**EXERCISE TASK**
Identify the lines that contain the string "Tints" and copy all of them.

╭─ DATASET RECORDS

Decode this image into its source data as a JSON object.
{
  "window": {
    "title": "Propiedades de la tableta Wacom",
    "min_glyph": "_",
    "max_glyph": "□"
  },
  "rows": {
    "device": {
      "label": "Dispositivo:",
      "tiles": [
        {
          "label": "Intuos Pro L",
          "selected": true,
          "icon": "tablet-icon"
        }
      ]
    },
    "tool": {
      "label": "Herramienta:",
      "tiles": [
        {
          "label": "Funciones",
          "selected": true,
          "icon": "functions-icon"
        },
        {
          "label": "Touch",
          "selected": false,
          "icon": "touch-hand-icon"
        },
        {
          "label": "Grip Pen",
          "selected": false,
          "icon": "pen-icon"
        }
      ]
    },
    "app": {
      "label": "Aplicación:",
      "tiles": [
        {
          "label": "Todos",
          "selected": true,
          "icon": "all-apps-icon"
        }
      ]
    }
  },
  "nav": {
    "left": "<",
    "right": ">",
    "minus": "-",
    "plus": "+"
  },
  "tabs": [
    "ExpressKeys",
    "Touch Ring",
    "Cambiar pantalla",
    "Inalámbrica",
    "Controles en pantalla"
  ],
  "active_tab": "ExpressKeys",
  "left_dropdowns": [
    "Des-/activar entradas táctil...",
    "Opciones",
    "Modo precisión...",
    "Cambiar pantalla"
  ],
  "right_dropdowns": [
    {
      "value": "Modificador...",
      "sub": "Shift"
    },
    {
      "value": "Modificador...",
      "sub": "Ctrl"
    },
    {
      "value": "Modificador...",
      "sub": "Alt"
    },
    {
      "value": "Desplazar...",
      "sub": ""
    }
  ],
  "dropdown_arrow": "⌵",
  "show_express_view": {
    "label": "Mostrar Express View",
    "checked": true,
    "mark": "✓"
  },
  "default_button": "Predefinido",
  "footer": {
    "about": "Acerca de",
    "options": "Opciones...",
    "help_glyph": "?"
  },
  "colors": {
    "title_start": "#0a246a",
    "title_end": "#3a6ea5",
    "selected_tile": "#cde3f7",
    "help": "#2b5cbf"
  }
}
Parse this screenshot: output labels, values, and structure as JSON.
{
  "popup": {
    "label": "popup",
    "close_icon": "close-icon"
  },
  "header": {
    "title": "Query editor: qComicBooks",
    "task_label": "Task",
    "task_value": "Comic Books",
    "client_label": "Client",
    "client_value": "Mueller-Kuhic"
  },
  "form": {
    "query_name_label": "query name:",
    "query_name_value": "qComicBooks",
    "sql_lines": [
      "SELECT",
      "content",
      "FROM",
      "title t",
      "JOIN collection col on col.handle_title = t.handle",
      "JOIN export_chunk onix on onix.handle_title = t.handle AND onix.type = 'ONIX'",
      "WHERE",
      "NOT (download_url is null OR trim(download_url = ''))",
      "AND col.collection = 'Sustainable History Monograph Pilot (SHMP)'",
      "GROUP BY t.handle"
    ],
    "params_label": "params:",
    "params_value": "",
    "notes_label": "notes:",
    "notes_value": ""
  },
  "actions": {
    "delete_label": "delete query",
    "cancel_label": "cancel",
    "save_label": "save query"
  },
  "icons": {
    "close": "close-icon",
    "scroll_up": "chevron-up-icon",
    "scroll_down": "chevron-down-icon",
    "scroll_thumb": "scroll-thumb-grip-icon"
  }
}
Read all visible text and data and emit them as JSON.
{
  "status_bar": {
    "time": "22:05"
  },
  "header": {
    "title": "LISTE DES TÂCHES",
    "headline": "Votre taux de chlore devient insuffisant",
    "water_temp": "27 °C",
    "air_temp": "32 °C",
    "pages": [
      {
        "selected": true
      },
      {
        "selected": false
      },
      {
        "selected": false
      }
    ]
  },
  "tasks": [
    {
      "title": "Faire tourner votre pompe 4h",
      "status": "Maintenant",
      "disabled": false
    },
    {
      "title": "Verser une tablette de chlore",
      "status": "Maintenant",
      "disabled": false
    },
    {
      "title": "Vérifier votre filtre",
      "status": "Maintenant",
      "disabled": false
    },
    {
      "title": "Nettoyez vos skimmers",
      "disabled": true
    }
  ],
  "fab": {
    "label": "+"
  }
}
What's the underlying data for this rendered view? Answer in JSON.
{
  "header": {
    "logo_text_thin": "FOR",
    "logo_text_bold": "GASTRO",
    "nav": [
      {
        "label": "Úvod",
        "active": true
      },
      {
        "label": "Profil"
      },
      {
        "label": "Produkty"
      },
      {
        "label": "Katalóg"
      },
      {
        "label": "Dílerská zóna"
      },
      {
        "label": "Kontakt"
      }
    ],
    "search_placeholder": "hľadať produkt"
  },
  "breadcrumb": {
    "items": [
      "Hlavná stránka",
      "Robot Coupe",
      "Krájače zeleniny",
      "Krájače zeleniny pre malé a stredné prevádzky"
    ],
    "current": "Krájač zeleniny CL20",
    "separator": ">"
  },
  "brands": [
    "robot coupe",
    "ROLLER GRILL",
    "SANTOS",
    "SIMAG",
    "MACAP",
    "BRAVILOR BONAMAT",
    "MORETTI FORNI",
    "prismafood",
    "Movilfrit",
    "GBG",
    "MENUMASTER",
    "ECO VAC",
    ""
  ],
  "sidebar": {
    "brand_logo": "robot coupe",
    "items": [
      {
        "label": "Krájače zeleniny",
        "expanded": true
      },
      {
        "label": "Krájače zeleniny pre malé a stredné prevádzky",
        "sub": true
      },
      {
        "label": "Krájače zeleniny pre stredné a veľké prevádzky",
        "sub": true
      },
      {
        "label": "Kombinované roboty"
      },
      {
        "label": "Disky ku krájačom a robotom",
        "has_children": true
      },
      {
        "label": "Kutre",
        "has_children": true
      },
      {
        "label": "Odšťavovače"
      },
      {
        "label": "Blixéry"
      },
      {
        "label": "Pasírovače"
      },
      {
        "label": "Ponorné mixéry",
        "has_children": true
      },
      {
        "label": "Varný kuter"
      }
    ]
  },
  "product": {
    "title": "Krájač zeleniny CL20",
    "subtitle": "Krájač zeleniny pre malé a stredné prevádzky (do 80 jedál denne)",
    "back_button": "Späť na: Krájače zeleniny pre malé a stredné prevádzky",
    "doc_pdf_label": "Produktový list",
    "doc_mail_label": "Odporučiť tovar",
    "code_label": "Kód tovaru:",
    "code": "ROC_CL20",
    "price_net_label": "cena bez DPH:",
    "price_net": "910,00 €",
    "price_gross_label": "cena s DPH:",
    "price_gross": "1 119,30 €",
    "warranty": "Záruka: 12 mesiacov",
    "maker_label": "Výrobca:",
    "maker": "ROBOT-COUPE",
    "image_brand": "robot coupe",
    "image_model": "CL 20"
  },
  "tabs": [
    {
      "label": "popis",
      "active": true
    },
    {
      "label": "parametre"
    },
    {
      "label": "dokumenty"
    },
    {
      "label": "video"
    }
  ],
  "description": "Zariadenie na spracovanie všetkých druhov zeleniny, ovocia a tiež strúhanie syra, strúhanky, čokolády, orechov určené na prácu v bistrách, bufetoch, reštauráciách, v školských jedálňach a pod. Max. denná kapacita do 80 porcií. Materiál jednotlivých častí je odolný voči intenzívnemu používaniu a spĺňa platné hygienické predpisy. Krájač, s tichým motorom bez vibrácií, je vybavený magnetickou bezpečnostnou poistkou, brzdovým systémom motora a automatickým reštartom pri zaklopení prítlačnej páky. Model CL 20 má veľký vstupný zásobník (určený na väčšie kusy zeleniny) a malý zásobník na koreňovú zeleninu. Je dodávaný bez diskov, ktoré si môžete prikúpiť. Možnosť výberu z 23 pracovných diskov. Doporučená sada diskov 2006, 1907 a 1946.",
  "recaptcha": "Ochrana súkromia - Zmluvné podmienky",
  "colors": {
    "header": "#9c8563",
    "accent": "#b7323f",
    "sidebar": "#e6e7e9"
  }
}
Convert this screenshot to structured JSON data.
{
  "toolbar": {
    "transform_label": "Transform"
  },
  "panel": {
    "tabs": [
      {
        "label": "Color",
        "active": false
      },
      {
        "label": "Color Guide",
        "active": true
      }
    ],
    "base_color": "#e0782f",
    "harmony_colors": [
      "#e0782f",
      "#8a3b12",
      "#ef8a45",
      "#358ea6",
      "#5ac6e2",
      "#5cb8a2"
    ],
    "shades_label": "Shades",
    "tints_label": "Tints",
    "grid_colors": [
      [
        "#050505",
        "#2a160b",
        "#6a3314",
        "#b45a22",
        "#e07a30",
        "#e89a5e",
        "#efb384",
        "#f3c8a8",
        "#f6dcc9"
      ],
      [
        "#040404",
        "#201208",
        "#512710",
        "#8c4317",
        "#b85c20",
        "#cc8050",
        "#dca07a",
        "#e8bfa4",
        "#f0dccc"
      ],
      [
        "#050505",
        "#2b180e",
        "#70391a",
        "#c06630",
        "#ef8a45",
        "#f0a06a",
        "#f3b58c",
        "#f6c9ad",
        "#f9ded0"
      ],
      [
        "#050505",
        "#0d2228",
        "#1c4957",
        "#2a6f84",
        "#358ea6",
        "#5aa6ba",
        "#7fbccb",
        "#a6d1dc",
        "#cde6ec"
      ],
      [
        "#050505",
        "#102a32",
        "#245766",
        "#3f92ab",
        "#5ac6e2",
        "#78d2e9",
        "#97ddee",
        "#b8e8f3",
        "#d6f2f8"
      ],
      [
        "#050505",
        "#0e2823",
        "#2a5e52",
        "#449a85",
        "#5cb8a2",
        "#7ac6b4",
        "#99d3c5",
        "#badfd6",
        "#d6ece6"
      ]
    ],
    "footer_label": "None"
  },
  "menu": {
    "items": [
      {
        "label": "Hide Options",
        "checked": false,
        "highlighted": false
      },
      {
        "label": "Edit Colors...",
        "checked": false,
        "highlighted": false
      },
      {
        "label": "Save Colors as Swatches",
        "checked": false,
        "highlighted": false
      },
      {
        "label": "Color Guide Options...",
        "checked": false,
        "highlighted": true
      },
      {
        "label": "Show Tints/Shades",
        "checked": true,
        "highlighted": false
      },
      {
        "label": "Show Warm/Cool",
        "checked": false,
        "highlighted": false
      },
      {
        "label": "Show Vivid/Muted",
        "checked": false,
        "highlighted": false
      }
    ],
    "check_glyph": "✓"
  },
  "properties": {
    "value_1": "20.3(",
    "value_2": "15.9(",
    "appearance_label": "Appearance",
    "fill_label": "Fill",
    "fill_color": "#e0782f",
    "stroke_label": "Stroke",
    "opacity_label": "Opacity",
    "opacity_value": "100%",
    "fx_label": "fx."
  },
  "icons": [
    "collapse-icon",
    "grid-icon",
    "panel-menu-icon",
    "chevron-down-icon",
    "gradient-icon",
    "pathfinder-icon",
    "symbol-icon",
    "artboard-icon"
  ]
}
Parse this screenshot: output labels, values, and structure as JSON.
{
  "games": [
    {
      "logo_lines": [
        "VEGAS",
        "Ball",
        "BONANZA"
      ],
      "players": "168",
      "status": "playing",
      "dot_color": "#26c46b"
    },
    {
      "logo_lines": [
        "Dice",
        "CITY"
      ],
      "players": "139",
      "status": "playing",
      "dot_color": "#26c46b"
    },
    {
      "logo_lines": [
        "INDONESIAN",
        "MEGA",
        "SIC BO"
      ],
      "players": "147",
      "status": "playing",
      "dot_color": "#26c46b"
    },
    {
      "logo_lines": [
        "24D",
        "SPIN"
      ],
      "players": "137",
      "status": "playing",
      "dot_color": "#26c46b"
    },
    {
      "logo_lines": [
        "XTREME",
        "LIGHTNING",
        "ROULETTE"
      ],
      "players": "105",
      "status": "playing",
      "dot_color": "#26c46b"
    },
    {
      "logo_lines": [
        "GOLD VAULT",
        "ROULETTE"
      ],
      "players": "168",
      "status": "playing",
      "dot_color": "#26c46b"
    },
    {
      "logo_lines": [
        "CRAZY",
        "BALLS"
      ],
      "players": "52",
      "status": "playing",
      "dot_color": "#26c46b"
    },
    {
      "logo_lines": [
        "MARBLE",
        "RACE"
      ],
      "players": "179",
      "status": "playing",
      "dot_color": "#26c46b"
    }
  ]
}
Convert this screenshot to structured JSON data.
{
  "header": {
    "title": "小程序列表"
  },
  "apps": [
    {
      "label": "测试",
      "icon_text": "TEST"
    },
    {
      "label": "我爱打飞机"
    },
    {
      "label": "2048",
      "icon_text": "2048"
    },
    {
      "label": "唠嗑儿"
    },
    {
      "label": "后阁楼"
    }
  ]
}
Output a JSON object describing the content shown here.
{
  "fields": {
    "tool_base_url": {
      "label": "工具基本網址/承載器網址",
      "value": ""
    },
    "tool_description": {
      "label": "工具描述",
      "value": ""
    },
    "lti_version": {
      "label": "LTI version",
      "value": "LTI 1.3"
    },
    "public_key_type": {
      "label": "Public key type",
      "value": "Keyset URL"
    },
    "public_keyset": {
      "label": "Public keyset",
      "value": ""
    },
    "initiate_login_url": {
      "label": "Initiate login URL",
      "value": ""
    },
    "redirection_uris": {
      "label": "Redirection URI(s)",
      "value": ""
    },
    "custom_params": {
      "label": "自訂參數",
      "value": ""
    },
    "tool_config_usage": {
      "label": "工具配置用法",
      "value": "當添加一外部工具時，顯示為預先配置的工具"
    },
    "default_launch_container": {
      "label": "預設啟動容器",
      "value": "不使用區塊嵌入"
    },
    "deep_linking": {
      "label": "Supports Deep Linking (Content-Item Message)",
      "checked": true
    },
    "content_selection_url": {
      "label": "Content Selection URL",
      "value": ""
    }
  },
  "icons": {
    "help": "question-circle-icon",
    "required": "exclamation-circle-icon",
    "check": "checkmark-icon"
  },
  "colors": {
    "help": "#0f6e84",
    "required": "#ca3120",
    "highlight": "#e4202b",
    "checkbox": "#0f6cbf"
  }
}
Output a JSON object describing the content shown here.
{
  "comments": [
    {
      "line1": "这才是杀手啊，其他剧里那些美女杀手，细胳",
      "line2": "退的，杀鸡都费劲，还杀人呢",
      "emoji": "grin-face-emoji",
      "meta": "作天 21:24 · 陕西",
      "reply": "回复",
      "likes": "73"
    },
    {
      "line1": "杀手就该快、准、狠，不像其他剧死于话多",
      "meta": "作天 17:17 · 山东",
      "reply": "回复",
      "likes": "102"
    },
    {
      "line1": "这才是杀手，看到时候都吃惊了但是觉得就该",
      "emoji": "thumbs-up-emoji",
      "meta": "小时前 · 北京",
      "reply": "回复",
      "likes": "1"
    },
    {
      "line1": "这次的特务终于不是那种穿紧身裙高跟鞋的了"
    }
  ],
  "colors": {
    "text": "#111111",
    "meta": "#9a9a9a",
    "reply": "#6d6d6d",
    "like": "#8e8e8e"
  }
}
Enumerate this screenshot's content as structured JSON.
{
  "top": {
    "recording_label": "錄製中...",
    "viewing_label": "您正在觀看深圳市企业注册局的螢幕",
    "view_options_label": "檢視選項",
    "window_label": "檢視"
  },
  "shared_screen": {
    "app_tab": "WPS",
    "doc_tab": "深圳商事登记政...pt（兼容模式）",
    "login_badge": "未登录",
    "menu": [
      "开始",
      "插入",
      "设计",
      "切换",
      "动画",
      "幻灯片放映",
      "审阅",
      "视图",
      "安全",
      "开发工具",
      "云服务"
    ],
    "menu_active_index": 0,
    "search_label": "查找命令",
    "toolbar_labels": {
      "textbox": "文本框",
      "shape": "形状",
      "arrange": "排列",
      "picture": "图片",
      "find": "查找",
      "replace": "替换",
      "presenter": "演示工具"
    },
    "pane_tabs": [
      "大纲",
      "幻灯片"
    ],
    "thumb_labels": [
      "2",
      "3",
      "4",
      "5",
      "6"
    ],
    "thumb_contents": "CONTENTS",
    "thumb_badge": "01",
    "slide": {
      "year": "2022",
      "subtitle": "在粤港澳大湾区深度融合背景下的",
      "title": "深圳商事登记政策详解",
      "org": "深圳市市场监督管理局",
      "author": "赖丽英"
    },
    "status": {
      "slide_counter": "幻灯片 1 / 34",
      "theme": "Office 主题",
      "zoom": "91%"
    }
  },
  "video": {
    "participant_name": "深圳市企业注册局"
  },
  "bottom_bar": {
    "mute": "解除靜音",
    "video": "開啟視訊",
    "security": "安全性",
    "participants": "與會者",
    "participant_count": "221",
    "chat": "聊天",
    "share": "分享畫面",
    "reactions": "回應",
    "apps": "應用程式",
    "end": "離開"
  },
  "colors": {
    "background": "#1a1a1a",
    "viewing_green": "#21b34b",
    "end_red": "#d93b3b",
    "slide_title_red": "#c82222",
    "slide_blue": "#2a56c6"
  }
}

╰─

**WRITTEN ANSWER**
    "tints_label": "Tints",
        "label": "Show Tints/Shades",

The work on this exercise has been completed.